··· Recorded data
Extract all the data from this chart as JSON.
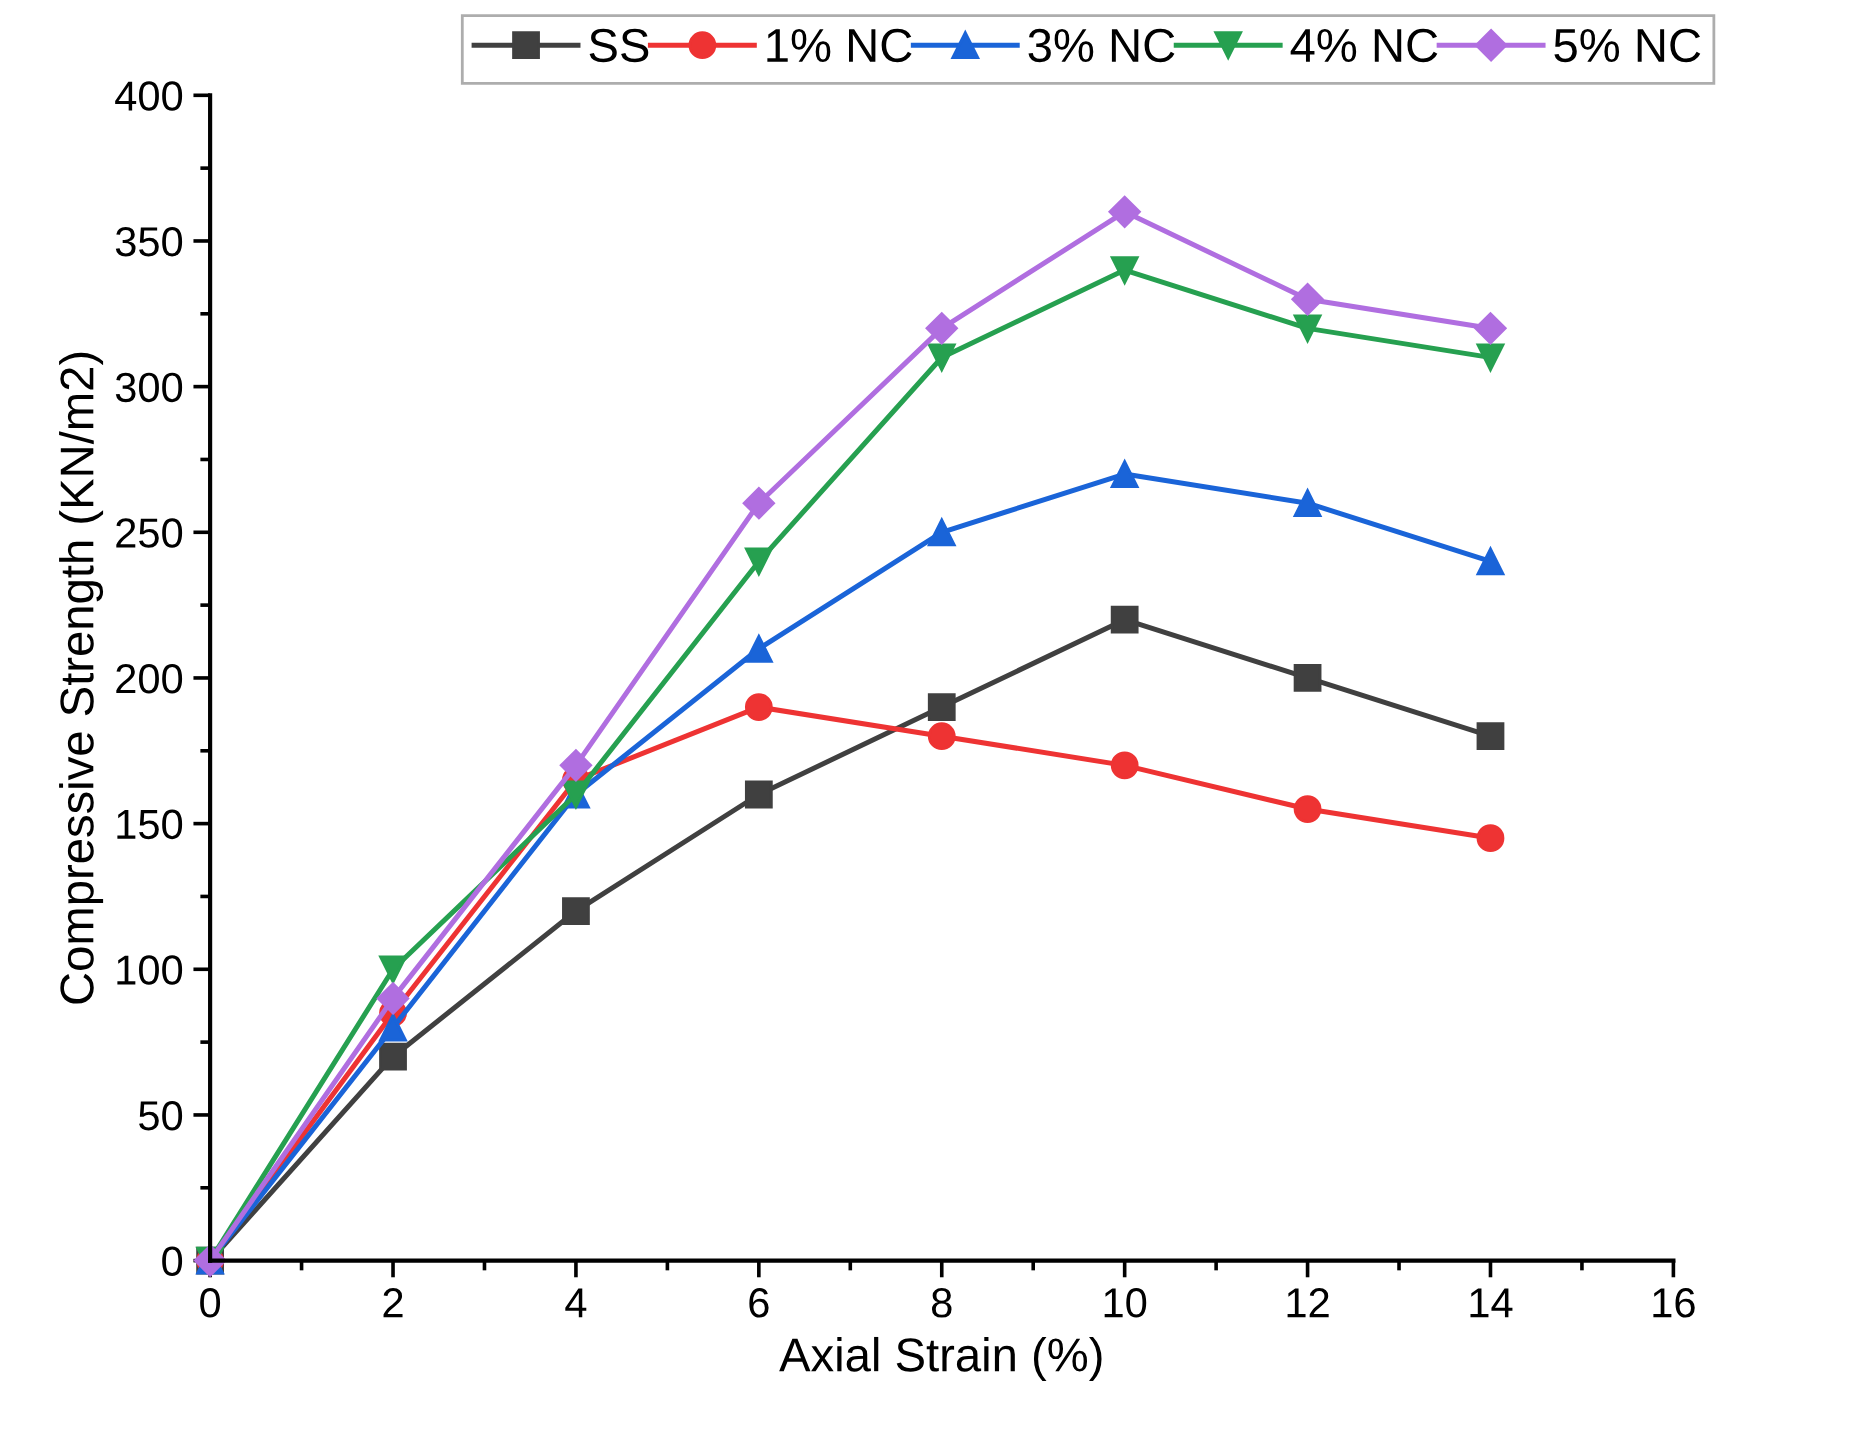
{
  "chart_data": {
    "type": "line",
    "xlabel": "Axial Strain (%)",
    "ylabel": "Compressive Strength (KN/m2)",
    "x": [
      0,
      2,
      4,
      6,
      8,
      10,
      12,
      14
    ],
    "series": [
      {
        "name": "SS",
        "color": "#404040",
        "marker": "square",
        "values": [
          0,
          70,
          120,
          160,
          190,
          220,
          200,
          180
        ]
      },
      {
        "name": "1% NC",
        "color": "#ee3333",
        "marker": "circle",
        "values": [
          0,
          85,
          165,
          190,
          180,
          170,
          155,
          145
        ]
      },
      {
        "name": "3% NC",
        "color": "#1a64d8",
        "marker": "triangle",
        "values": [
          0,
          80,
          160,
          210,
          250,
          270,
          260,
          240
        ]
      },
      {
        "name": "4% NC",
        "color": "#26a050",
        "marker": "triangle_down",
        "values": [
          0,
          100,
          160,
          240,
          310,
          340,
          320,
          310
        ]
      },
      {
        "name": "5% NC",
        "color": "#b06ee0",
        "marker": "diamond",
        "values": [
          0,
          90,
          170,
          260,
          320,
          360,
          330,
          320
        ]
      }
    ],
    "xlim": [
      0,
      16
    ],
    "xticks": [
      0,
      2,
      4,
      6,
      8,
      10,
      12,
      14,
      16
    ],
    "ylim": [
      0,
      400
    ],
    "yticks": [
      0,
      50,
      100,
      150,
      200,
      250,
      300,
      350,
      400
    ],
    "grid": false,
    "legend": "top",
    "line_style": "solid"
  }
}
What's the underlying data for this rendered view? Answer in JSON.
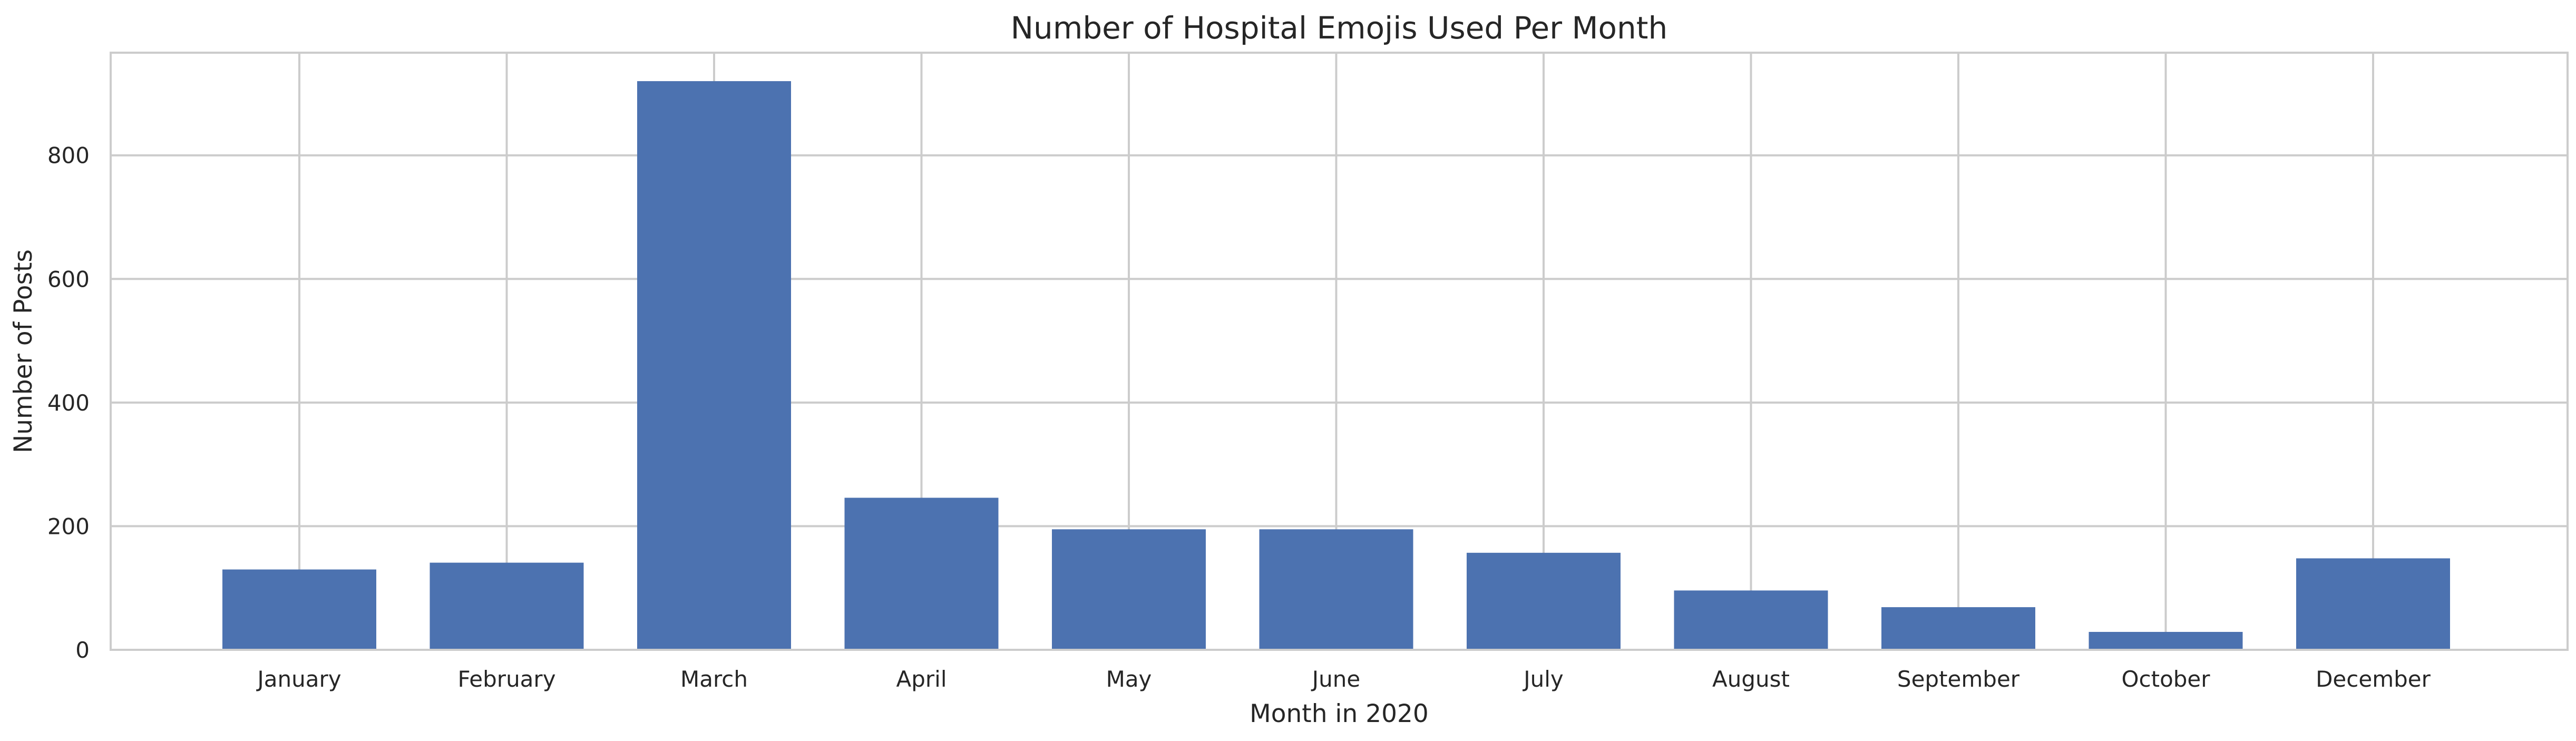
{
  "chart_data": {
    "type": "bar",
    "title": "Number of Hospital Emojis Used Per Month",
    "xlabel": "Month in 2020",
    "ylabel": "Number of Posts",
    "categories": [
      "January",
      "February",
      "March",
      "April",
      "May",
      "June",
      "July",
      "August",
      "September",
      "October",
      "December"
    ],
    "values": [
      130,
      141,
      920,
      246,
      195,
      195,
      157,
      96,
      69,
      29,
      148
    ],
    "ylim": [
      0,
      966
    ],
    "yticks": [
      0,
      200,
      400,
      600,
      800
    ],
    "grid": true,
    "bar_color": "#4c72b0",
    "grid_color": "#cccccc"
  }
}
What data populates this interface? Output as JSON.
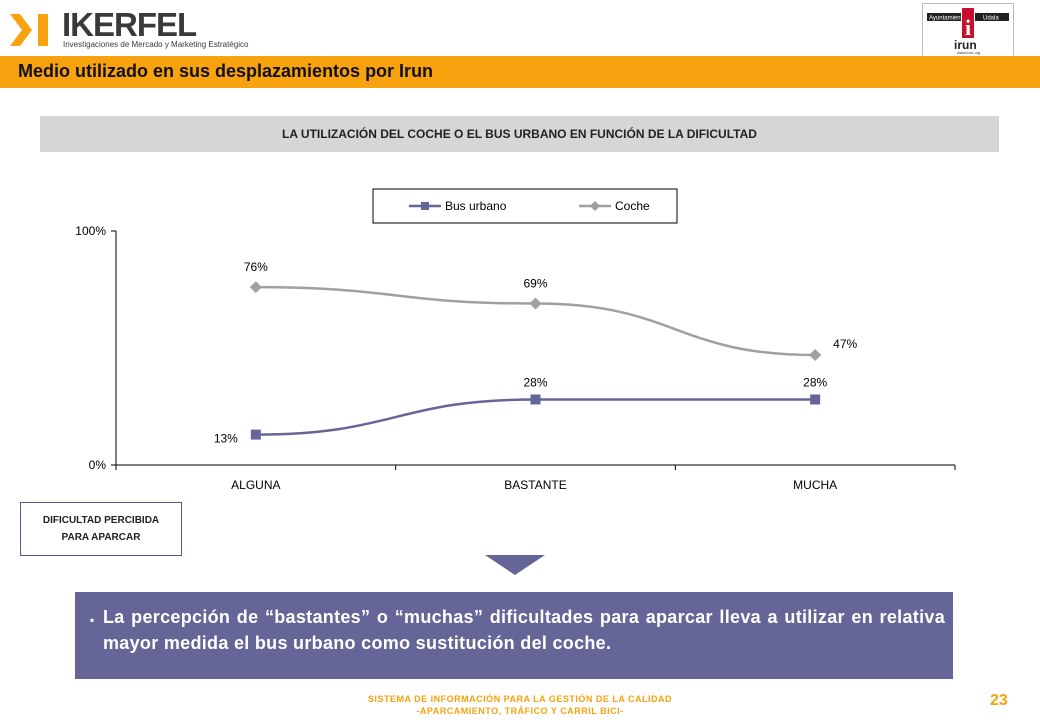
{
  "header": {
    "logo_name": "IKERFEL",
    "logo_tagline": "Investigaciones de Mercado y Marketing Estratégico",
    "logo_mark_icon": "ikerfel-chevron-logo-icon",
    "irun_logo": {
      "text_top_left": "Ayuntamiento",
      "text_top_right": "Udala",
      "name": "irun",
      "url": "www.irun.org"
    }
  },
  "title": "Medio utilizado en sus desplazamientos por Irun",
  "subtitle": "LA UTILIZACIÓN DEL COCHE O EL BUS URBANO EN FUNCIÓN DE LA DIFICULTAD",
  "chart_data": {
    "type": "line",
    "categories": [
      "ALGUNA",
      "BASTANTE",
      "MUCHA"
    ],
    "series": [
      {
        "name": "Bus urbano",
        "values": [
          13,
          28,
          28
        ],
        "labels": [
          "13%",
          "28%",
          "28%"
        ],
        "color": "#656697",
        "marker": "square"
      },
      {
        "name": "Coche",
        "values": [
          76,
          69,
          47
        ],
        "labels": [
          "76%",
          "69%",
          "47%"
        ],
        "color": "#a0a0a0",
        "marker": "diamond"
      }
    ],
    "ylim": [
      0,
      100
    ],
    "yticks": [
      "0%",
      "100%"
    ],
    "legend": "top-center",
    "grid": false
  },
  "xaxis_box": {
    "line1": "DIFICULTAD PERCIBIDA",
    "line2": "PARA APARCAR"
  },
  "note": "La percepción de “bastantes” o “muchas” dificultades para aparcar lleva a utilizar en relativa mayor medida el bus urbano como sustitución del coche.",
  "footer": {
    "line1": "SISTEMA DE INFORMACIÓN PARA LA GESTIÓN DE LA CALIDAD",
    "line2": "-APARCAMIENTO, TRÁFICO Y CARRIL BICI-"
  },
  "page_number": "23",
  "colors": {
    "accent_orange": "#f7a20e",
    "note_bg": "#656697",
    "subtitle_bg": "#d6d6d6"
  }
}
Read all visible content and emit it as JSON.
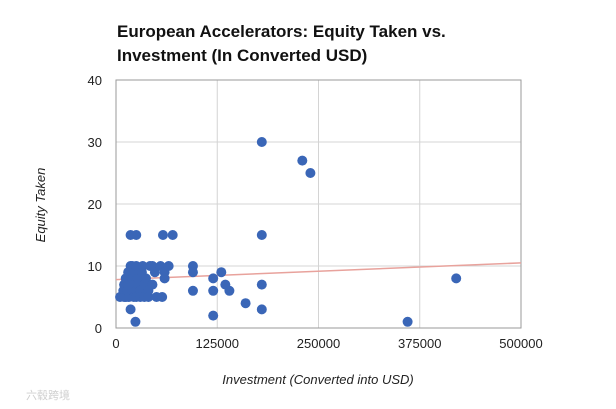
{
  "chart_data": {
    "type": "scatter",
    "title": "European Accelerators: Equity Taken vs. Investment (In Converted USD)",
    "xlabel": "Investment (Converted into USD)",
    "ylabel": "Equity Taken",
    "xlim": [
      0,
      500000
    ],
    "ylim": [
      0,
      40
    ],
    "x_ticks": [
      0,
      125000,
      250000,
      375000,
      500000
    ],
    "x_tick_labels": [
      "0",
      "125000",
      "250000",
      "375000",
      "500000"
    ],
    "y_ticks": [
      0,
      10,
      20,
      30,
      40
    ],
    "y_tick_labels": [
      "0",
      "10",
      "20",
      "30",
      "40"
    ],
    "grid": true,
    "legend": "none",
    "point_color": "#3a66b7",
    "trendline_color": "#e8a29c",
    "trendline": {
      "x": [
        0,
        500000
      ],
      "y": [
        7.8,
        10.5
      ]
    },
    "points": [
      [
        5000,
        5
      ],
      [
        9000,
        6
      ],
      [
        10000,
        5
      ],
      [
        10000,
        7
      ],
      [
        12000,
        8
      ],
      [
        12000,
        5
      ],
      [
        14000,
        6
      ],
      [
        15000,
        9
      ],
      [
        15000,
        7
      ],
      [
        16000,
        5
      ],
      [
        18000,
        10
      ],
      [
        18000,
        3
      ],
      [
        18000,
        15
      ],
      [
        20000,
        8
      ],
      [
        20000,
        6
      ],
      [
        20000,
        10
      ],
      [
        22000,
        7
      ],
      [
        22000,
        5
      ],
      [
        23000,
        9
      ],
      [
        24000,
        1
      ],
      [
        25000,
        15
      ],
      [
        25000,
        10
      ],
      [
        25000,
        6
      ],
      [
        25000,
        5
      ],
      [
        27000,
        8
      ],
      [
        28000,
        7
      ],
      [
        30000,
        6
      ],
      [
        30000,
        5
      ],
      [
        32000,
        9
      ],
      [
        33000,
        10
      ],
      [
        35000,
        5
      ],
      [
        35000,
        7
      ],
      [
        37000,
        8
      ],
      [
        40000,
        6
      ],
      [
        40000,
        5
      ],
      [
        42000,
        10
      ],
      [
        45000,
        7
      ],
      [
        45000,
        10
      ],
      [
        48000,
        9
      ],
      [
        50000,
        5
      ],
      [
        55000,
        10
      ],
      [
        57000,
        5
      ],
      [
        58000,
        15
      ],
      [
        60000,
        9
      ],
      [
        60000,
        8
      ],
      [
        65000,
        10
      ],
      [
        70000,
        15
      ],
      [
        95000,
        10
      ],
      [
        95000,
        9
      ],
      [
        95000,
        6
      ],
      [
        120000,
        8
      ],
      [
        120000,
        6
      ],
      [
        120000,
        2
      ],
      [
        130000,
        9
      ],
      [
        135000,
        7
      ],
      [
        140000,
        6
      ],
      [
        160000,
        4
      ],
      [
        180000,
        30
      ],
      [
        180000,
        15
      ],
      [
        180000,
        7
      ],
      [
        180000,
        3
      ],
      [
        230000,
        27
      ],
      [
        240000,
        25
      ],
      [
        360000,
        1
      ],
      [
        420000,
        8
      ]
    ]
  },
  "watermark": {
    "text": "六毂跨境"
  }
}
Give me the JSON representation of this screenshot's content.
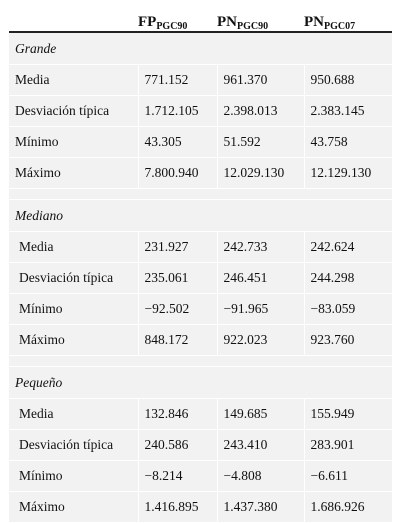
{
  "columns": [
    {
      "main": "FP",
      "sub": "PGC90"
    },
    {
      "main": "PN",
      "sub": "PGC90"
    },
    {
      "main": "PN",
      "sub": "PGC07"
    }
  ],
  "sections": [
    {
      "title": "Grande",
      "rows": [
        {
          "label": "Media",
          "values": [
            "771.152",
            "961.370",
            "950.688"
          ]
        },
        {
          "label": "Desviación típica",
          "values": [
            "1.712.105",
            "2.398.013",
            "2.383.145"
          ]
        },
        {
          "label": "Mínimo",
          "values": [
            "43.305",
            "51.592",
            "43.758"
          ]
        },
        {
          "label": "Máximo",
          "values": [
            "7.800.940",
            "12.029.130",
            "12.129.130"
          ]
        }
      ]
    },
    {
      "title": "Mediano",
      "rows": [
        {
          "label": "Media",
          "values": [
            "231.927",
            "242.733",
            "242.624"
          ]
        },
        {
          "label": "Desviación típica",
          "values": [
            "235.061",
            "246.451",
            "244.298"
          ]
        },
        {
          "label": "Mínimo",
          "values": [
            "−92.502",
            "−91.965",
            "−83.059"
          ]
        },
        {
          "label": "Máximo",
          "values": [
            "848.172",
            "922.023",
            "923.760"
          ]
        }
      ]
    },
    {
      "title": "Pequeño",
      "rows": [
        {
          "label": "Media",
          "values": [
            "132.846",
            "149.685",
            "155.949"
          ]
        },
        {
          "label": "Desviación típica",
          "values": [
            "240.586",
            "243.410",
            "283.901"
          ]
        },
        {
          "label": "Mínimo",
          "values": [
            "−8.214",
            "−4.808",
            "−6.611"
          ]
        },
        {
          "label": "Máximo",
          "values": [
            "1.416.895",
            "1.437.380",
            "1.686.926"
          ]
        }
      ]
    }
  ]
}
······
(What you should do):
Only a number is wanted: how many lines above include "this"?

(Final answer):
4